**DATASET EXCERPTS**
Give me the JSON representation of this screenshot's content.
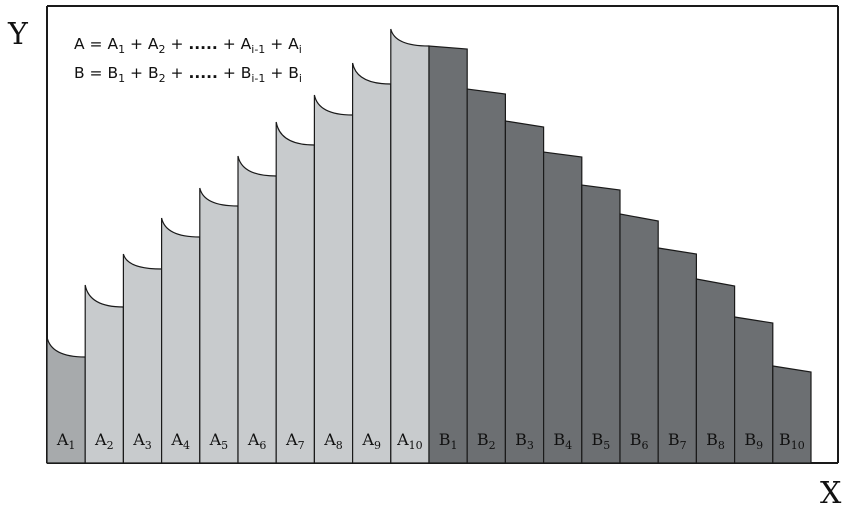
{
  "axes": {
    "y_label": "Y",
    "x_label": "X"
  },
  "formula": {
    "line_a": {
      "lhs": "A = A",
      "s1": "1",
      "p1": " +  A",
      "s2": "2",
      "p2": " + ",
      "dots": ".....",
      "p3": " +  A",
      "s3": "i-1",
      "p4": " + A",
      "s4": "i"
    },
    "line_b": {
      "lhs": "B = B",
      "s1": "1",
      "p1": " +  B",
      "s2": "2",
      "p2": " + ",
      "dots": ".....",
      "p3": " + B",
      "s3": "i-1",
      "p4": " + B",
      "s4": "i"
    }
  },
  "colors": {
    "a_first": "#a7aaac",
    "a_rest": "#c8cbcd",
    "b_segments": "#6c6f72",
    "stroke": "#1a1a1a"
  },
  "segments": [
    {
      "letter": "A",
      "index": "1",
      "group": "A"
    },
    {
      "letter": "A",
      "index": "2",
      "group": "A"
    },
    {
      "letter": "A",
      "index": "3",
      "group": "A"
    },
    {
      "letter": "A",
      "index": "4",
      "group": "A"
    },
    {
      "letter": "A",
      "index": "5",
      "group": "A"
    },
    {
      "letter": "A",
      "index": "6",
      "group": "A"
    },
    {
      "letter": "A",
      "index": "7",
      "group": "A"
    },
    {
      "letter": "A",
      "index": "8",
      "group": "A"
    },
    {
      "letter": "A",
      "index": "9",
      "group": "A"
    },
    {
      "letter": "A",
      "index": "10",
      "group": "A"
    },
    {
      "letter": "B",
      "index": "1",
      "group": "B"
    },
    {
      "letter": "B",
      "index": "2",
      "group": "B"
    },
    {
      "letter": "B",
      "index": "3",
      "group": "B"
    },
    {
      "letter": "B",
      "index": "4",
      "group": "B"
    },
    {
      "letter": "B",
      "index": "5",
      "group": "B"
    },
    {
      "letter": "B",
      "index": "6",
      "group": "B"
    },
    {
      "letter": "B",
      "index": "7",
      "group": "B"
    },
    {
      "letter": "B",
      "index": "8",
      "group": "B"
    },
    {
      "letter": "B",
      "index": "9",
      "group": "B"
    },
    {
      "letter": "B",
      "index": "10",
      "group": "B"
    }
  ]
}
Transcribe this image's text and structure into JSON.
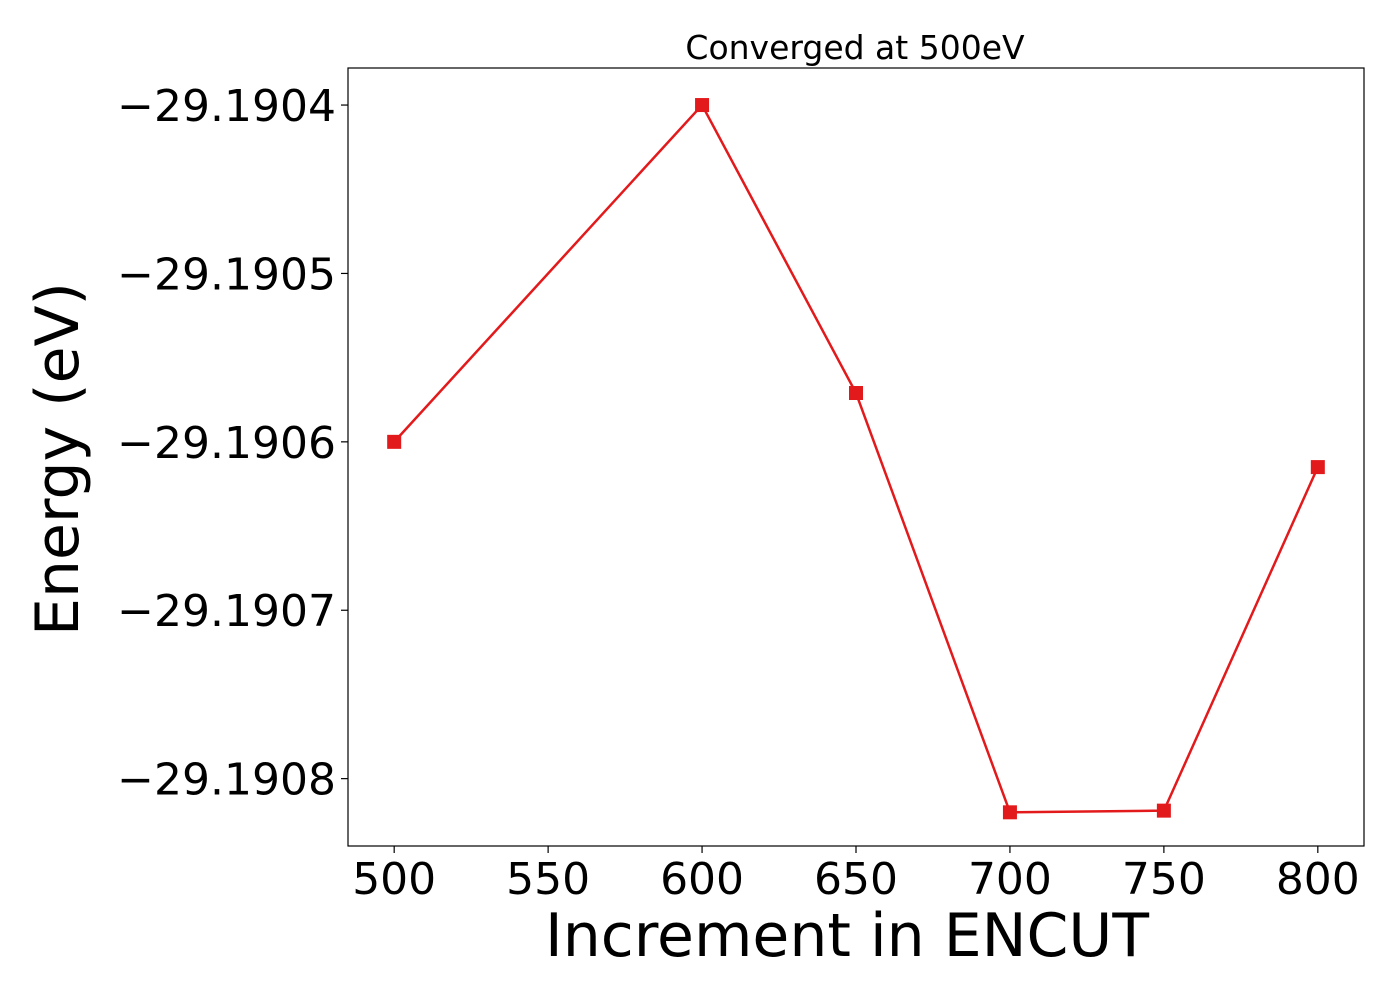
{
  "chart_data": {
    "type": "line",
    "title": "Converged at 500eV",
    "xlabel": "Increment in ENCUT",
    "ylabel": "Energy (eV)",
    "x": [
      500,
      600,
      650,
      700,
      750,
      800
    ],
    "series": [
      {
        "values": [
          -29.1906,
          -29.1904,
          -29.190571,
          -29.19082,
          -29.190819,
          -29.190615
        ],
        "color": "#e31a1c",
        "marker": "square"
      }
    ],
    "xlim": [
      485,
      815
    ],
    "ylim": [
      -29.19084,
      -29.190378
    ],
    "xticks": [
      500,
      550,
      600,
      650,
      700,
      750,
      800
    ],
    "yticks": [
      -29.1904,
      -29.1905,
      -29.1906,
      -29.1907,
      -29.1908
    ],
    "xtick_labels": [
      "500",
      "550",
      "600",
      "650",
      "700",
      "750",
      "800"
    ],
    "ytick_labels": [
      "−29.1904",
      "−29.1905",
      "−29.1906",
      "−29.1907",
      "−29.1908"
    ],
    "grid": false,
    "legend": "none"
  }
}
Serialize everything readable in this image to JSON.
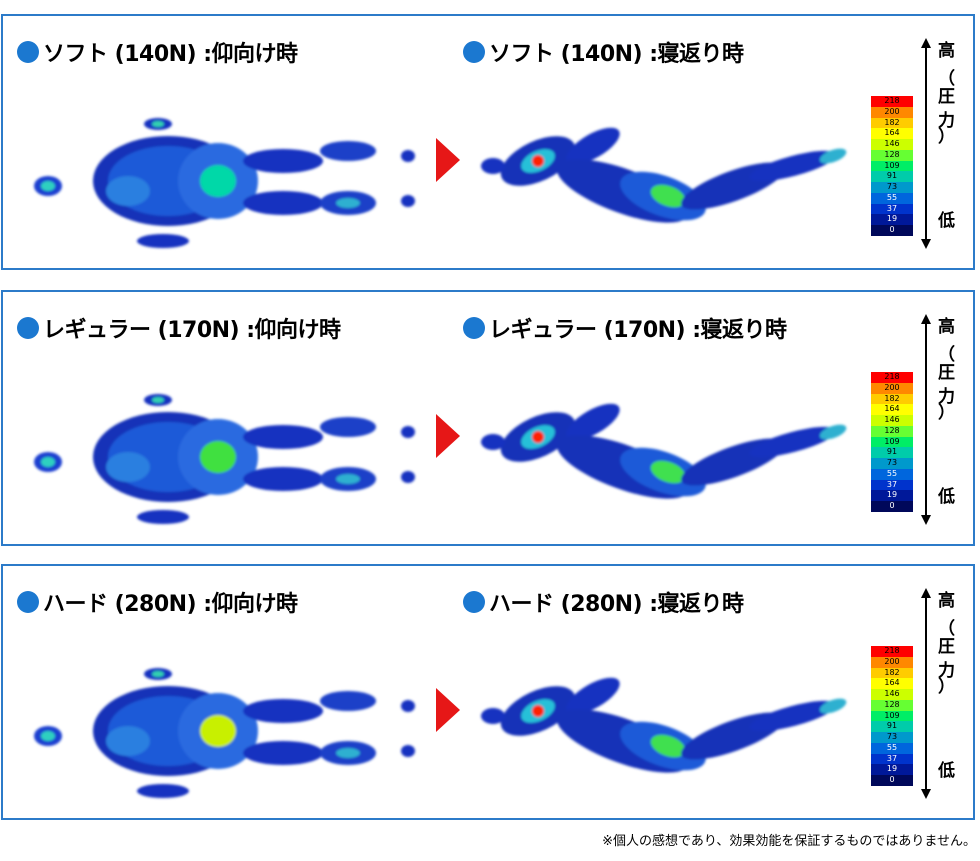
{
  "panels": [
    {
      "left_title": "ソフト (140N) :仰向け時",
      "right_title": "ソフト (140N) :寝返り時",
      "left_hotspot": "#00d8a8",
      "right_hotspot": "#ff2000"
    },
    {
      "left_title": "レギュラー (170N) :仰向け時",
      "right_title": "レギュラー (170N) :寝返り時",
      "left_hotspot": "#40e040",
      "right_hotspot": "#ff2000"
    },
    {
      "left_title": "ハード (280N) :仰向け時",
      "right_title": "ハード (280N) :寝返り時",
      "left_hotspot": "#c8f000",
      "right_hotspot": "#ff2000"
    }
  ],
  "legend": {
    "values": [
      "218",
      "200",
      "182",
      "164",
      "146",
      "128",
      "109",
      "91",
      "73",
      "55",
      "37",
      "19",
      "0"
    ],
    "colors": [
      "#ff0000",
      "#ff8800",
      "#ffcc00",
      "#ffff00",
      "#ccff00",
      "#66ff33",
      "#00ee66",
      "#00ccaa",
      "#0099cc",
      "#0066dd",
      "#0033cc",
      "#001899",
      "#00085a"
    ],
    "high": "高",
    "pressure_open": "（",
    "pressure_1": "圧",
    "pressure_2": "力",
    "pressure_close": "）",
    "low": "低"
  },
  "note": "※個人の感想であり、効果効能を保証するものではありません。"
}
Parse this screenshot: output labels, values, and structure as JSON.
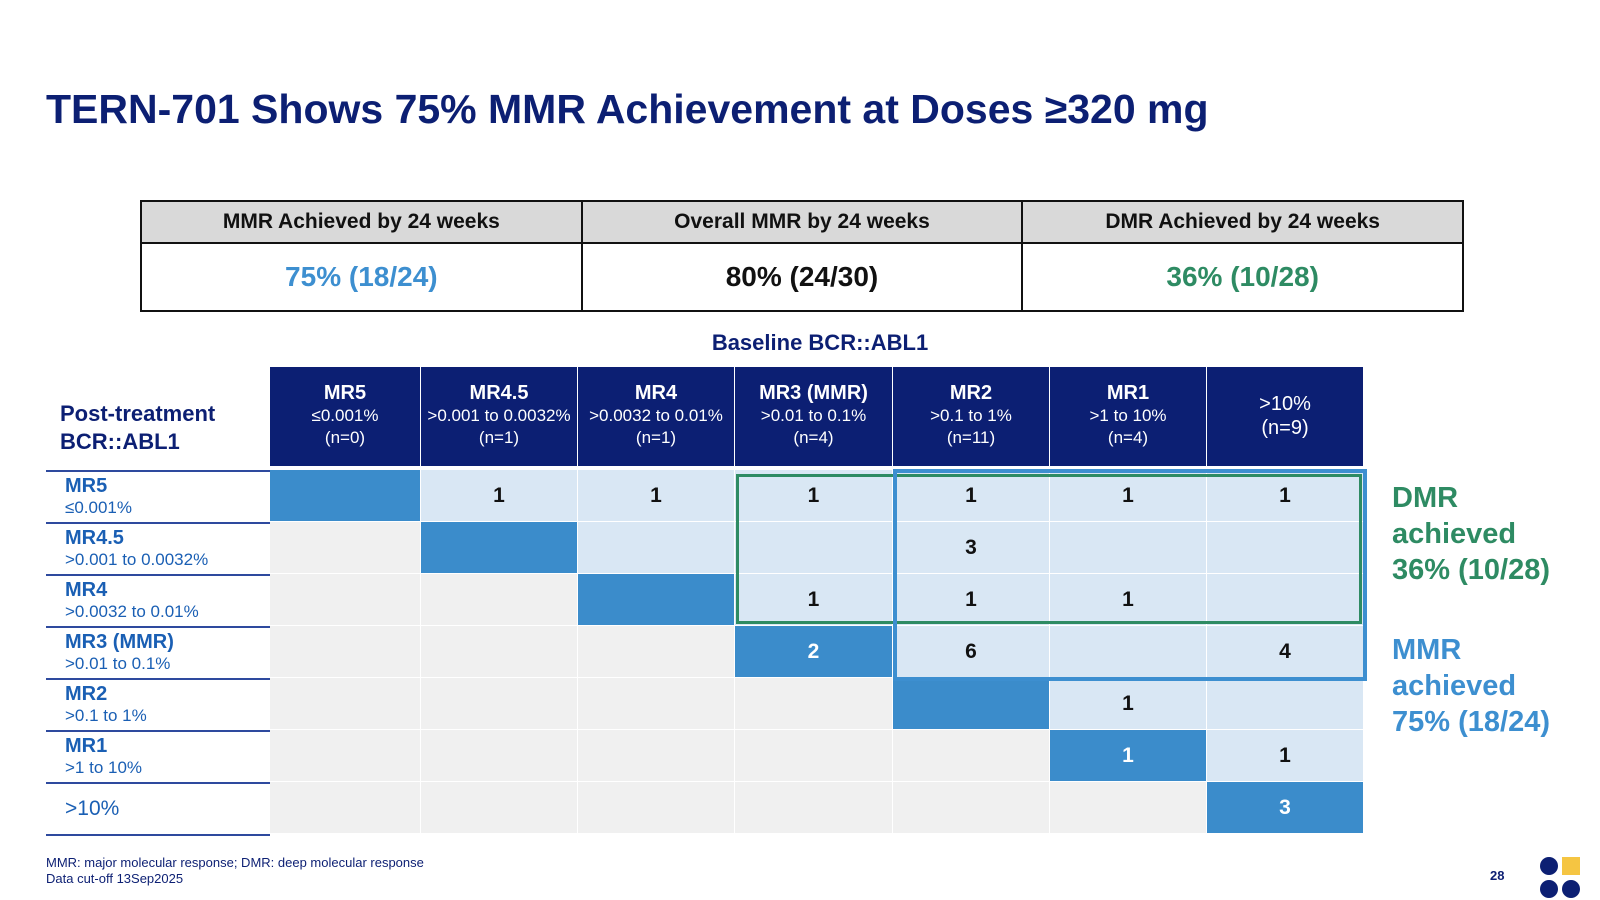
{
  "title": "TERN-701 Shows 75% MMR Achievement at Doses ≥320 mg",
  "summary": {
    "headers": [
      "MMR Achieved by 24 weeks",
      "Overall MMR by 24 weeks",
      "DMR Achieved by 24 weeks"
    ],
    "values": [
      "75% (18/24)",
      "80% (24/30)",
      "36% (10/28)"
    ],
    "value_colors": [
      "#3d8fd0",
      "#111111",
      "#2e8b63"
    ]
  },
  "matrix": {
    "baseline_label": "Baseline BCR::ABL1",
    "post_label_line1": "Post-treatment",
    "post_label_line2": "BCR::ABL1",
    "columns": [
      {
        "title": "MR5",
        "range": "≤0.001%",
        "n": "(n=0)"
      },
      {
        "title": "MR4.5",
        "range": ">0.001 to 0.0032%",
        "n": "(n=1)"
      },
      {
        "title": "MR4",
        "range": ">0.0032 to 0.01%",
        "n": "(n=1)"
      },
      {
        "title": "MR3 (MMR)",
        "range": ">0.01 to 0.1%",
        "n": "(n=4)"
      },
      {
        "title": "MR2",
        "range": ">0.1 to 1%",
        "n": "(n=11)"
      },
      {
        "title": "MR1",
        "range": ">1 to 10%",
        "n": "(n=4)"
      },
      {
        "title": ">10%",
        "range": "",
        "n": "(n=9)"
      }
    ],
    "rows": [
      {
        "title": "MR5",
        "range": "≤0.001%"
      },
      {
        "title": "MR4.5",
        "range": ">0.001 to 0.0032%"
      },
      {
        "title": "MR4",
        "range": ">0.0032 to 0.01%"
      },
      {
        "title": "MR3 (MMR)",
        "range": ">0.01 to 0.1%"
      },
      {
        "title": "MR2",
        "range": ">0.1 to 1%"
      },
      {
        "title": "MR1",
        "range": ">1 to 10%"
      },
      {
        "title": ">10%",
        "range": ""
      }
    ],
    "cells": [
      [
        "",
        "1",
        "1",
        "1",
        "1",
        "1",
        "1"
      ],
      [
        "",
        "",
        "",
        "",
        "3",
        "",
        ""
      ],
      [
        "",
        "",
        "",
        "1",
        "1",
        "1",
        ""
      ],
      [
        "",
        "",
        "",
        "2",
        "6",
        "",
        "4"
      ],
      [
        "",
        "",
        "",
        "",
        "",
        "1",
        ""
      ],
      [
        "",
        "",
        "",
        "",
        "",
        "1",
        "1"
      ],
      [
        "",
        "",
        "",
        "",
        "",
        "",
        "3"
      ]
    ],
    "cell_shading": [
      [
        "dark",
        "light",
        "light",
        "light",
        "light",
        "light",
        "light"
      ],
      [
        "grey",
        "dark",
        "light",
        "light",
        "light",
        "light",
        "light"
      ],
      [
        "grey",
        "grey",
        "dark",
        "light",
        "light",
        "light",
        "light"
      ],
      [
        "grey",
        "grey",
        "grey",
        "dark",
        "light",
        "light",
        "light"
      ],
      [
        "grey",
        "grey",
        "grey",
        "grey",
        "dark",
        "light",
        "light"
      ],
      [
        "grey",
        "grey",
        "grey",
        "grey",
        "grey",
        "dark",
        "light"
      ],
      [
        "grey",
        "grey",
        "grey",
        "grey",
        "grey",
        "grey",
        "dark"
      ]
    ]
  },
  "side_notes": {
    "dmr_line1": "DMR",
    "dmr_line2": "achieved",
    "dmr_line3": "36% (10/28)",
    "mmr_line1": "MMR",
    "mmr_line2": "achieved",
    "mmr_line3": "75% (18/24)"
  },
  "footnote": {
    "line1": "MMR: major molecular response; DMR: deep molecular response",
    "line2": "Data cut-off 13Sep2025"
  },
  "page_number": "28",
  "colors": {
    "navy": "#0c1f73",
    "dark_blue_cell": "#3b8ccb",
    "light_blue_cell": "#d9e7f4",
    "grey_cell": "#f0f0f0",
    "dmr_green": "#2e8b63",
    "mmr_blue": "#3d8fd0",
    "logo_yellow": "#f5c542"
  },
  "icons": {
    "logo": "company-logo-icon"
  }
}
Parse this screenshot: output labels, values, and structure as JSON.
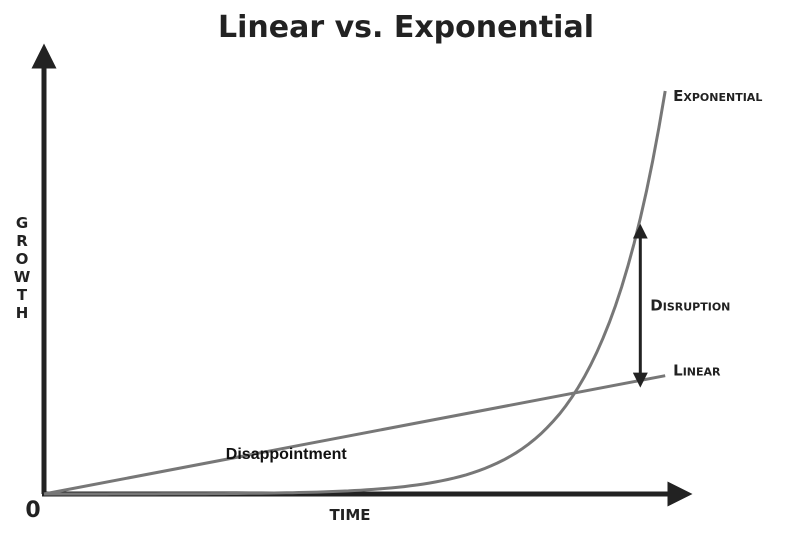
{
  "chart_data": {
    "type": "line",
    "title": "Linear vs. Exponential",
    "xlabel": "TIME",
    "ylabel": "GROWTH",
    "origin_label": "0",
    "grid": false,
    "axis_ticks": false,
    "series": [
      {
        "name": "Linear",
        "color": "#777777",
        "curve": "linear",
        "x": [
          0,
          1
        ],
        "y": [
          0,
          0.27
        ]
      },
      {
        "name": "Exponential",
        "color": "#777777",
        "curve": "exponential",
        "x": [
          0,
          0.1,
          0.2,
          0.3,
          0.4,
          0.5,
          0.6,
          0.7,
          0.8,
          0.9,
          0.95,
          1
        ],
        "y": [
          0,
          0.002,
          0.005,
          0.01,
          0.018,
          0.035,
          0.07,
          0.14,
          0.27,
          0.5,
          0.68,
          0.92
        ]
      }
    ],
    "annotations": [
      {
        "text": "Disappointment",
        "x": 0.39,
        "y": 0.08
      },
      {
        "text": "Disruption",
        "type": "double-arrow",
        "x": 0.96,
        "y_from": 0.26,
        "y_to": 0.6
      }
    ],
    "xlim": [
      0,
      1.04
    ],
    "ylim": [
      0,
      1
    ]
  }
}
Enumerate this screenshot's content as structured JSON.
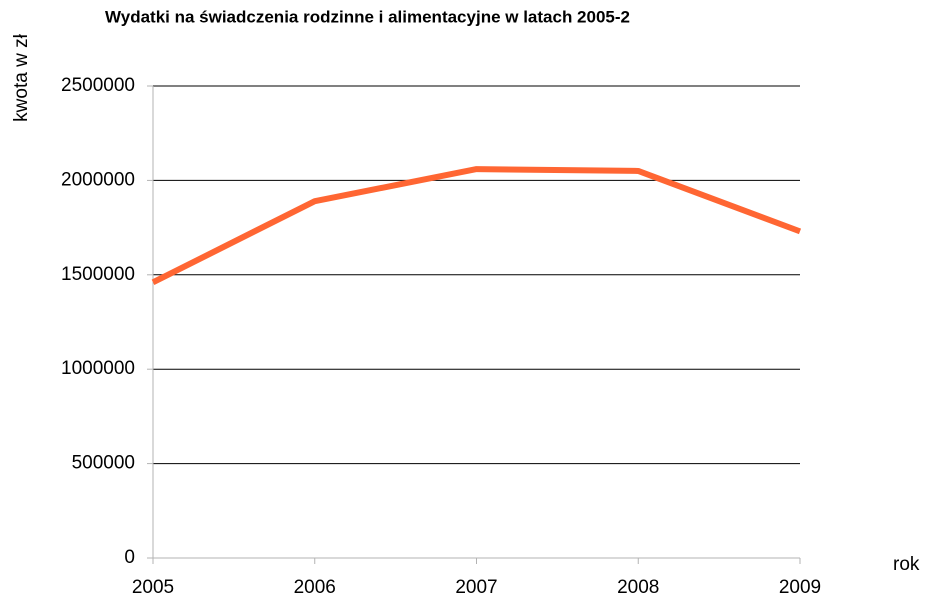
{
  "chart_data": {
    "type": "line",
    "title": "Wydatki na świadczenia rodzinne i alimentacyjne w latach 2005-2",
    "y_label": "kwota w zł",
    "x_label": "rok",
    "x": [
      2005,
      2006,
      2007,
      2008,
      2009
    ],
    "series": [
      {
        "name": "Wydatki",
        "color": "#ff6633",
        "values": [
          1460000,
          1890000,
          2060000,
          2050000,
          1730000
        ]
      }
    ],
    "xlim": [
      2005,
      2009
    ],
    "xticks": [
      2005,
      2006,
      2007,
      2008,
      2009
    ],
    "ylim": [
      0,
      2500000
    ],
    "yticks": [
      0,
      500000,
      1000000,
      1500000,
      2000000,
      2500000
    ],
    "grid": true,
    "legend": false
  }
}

**WHAT YOU HAVE TO DO**
Copy each line of the data above that holds "仰向け時".

**ANSWER BELOW**
      "left_title": "ソフト (140N) :仰向け時",
      "left_title": "レギュラー (170N) :仰向け時",
      "left_title": "ハード (280N) :仰向け時",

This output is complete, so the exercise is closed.